Given problem:
All of the data needs to be repeated exactly.

The data:

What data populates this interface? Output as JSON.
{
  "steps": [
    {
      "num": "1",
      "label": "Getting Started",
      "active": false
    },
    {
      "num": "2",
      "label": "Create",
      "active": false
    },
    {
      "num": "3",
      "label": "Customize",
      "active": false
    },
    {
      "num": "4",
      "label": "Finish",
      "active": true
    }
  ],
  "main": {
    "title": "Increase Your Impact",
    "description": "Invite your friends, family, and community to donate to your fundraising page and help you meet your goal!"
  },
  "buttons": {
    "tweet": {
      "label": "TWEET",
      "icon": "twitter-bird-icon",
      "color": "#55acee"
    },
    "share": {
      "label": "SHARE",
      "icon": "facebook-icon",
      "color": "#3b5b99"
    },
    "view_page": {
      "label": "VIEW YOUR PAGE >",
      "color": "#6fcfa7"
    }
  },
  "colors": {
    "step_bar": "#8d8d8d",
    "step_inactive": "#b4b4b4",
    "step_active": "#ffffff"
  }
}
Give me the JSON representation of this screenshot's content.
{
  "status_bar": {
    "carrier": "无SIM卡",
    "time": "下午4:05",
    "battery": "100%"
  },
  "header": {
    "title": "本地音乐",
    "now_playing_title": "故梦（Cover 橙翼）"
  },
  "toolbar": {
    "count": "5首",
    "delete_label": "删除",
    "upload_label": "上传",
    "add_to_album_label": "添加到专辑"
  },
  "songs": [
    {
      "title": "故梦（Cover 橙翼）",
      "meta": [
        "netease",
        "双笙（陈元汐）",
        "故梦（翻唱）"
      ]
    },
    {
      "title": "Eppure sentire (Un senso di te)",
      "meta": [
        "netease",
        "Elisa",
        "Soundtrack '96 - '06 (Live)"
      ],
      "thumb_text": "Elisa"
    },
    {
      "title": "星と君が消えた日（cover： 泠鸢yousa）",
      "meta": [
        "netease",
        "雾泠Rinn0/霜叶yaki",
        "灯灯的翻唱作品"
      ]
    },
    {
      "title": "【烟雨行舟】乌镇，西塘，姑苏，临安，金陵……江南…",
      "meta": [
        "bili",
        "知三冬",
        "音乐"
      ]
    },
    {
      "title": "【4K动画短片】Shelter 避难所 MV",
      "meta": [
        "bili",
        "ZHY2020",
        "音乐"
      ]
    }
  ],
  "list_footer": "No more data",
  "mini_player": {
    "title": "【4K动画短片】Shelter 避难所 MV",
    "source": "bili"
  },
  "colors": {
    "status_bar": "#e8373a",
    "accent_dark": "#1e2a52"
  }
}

Output for this exercise:
What data populates this interface? Output as JSON.
{
  "steps": [
    {
      "num": "1",
      "label": "Getting Started",
      "active": false
    },
    {
      "num": "2",
      "label": "Create",
      "active": false
    },
    {
      "num": "3",
      "label": "Customize",
      "active": false
    },
    {
      "num": "4",
      "label": "Finish",
      "active": true
    }
  ],
  "main": {
    "title": "Increase Your Impact",
    "description": "Invite your friends, family, and community to donate to your fundraising page and help you meet your goal!"
  },
  "buttons": {
    "tweet": {
      "label": "TWEET",
      "icon": "twitter-bird-icon",
      "color": "#55acee"
    },
    "share": {
      "label": "SHARE",
      "icon": "facebook-icon",
      "color": "#3b5b99"
    },
    "view_page": {
      "label": "VIEW YOUR PAGE >",
      "color": "#6fcfa7"
    }
  },
  "colors": {
    "step_bar": "#8d8d8d",
    "step_inactive": "#b4b4b4",
    "step_active": "#ffffff"
  }
}
Give me the JSON representation of this screenshot's content.
{
  "status_bar": {
    "carrier": "无SIM卡",
    "time": "下午4:05",
    "battery": "100%"
  },
  "header": {
    "title": "本地音乐",
    "now_playing_title": "故梦（Cover 橙翼）"
  },
  "toolbar": {
    "count": "5首",
    "delete_label": "删除",
    "upload_label": "上传",
    "add_to_album_label": "添加到专辑"
  },
  "songs": [
    {
      "title": "故梦（Cover 橙翼）",
      "meta": [
        "netease",
        "双笙（陈元汐）",
        "故梦（翻唱）"
      ]
    },
    {
      "title": "Eppure sentire (Un senso di te)",
      "meta": [
        "netease",
        "Elisa",
        "Soundtrack '96 - '06 (Live)"
      ],
      "thumb_text": "Elisa"
    },
    {
      "title": "星と君が消えた日（cover： 泠鸢yousa）",
      "meta": [
        "netease",
        "雾泠Rinn0/霜叶yaki",
        "灯灯的翻唱作品"
      ]
    },
    {
      "title": "【烟雨行舟】乌镇，西塘，姑苏，临安，金陵……江南…",
      "meta": [
        "bili",
        "知三冬",
        "音乐"
      ]
    },
    {
      "title": "【4K动画短片】Shelter 避难所 MV",
      "meta": [
        "bili",
        "ZHY2020",
        "音乐"
      ]
    }
  ],
  "list_footer": "No more data",
  "mini_player": {
    "title": "【4K动画短片】Shelter 避难所 MV",
    "source": "bili"
  },
  "colors": {
    "status_bar": "#e8373a",
    "accent_dark": "#1e2a52"
  }
}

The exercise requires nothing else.